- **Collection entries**
:::::
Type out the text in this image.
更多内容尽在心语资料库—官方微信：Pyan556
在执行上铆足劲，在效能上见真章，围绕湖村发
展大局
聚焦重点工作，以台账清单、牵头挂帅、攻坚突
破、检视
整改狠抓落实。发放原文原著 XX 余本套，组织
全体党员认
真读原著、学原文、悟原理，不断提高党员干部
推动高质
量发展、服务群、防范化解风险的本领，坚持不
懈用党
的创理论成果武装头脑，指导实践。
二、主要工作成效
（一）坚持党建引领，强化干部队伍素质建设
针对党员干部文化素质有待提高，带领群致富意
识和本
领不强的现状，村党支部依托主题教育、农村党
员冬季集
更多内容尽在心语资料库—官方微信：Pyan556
:::::
- **OBJECTIVE**
Every record above needs to be repeated word for word.

- **COMPLETED TASK**
Type out the text in this image.
更多内容尽在心语资料库—官方微信：Pyan556
在执行上铆足劲，在效能上见真章，围绕湖村发
展大局
聚焦重点工作，以台账清单、牵头挂帅、攻坚突
破、检视
整改狠抓落实。发放原文原著 XX 余本套，组织
全体党员认
真读原著、学原文、悟原理，不断提高党员干部
推动高质
量发展、服务群、防范化解风险的本领，坚持不
懈用党
的创理论成果武装头脑，指导实践。
二、主要工作成效
（一）坚持党建引领，强化干部队伍素质建设
针对党员干部文化素质有待提高，带领群致富意
识和本
领不强的现状，村党支部依托主题教育、农村党
员冬季集
更多内容尽在心语资料库—官方微信：Pyan556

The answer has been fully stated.